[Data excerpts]
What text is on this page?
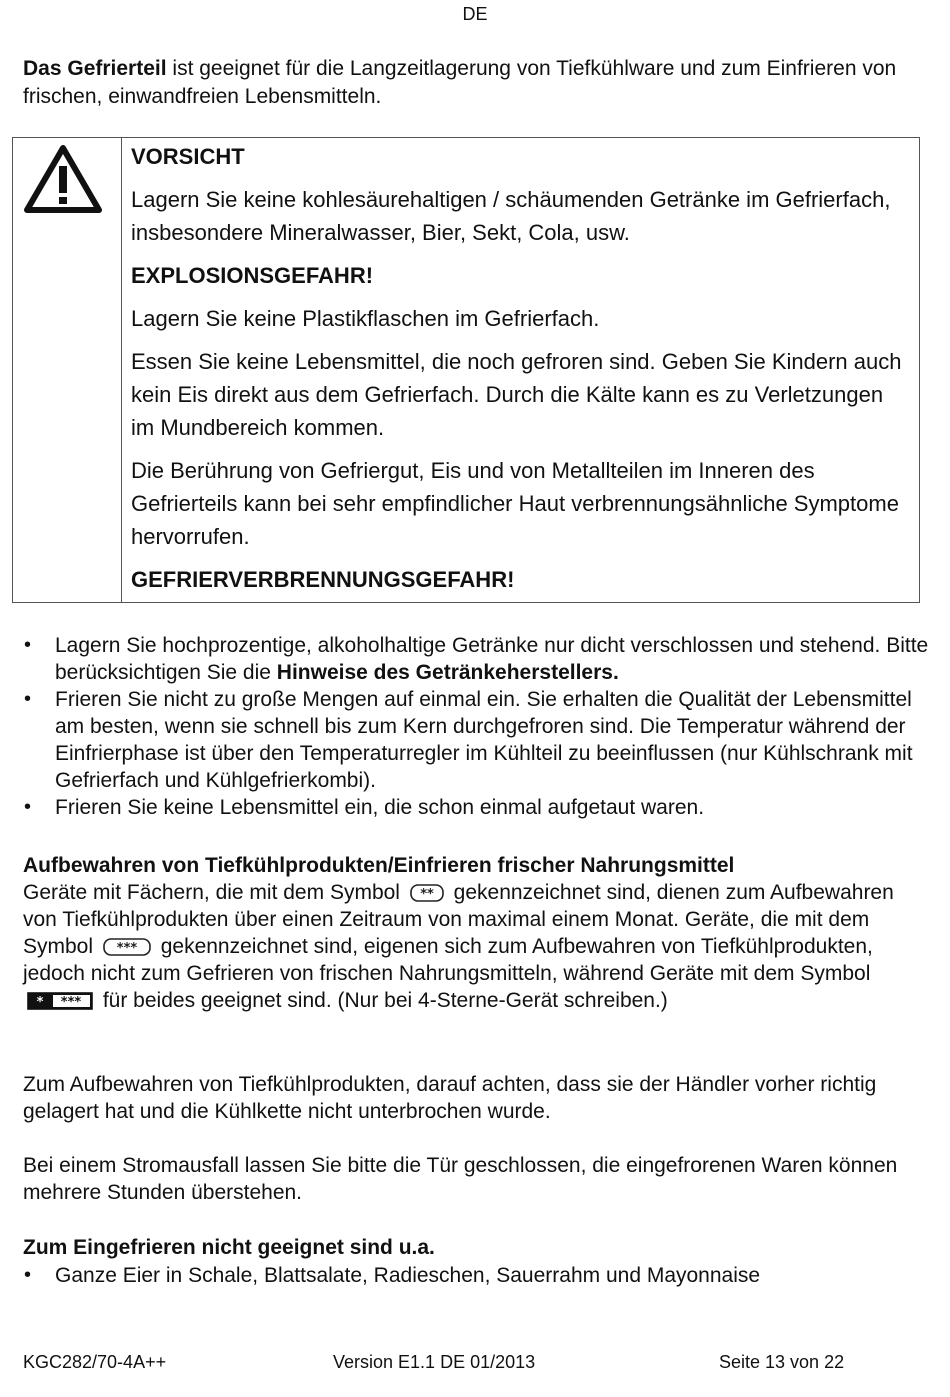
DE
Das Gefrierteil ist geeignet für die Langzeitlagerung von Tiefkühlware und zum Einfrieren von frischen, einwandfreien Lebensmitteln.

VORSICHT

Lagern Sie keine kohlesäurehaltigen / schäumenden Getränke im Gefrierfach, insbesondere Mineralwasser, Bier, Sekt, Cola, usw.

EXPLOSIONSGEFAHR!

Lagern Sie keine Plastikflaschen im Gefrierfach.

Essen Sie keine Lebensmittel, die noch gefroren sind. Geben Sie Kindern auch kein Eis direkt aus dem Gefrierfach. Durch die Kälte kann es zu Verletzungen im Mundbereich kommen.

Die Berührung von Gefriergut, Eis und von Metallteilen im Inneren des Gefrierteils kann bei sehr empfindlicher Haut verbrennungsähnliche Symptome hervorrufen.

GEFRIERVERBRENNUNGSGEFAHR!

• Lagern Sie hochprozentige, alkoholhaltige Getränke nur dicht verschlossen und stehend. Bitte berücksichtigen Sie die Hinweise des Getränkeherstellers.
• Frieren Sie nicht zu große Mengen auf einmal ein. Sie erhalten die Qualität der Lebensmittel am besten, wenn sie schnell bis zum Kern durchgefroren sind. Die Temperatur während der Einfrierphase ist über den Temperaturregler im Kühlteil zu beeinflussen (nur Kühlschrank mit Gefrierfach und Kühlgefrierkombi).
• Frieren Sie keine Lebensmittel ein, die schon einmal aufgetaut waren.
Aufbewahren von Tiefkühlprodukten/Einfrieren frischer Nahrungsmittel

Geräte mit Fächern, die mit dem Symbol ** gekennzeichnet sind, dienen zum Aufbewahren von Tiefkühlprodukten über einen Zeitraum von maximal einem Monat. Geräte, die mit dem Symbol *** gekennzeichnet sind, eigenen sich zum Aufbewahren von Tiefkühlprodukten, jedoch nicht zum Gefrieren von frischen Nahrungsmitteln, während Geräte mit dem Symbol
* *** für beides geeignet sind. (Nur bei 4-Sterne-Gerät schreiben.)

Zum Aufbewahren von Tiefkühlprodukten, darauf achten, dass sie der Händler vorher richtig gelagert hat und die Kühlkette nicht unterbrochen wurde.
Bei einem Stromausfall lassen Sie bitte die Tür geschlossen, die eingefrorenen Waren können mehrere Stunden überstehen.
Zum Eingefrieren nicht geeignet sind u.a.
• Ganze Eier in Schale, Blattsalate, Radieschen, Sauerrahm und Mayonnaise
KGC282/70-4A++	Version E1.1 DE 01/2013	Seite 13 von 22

** PROBLEM DESCRIPTION **
Write the lines above out again exactly, without any of their pictures.

** EXERCISE RESULT **
What text is on this page?
DE
Das Gefrierteil ist geeignet für die Langzeitlagerung von Tiefkühlware und zum Einfrieren von frischen, einwandfreien Lebensmitteln.

VORSICHT

Lagern Sie keine kohlesäurehaltigen / schäumenden Getränke im Gefrierfach, insbesondere Mineralwasser, Bier, Sekt, Cola, usw.

EXPLOSIONSGEFAHR!

Lagern Sie keine Plastikflaschen im Gefrierfach.

Essen Sie keine Lebensmittel, die noch gefroren sind. Geben Sie Kindern auch kein Eis direkt aus dem Gefrierfach. Durch die Kälte kann es zu Verletzungen im Mundbereich kommen.

Die Berührung von Gefriergut, Eis und von Metallteilen im Inneren des Gefrierteils kann bei sehr empfindlicher Haut verbrennungsähnliche Symptome hervorrufen.

GEFRIERVERBRENNUNGSGEFAHR!

• Lagern Sie hochprozentige, alkoholhaltige Getränke nur dicht verschlossen und stehend. Bitte berücksichtigen Sie die Hinweise des Getränkeherstellers.
• Frieren Sie nicht zu große Mengen auf einmal ein. Sie erhalten die Qualität der Lebensmittel am besten, wenn sie schnell bis zum Kern durchgefroren sind. Die Temperatur während der Einfrierphase ist über den Temperaturregler im Kühlteil zu beeinflussen (nur Kühlschrank mit Gefrierfach und Kühlgefrierkombi).
• Frieren Sie keine Lebensmittel ein, die schon einmal aufgetaut waren.
Aufbewahren von Tiefkühlprodukten/Einfrieren frischer Nahrungsmittel

Geräte mit Fächern, die mit dem Symbol ** gekennzeichnet sind, dienen zum Aufbewahren von Tiefkühlprodukten über einen Zeitraum von maximal einem Monat. Geräte, die mit dem Symbol *** gekennzeichnet sind, eigenen sich zum Aufbewahren von Tiefkühlprodukten, jedoch nicht zum Gefrieren von frischen Nahrungsmitteln, während Geräte mit dem Symbol
* *** für beides geeignet sind. (Nur bei 4-Sterne-Gerät schreiben.)

Zum Aufbewahren von Tiefkühlprodukten, darauf achten, dass sie der Händler vorher richtig gelagert hat und die Kühlkette nicht unterbrochen wurde.
Bei einem Stromausfall lassen Sie bitte die Tür geschlossen, die eingefrorenen Waren können mehrere Stunden überstehen.
Zum Eingefrieren nicht geeignet sind u.a.
• Ganze Eier in Schale, Blattsalate, Radieschen, Sauerrahm und Mayonnaise
KGC282/70-4A++	Version E1.1 DE 01/2013	Seite 13 von 22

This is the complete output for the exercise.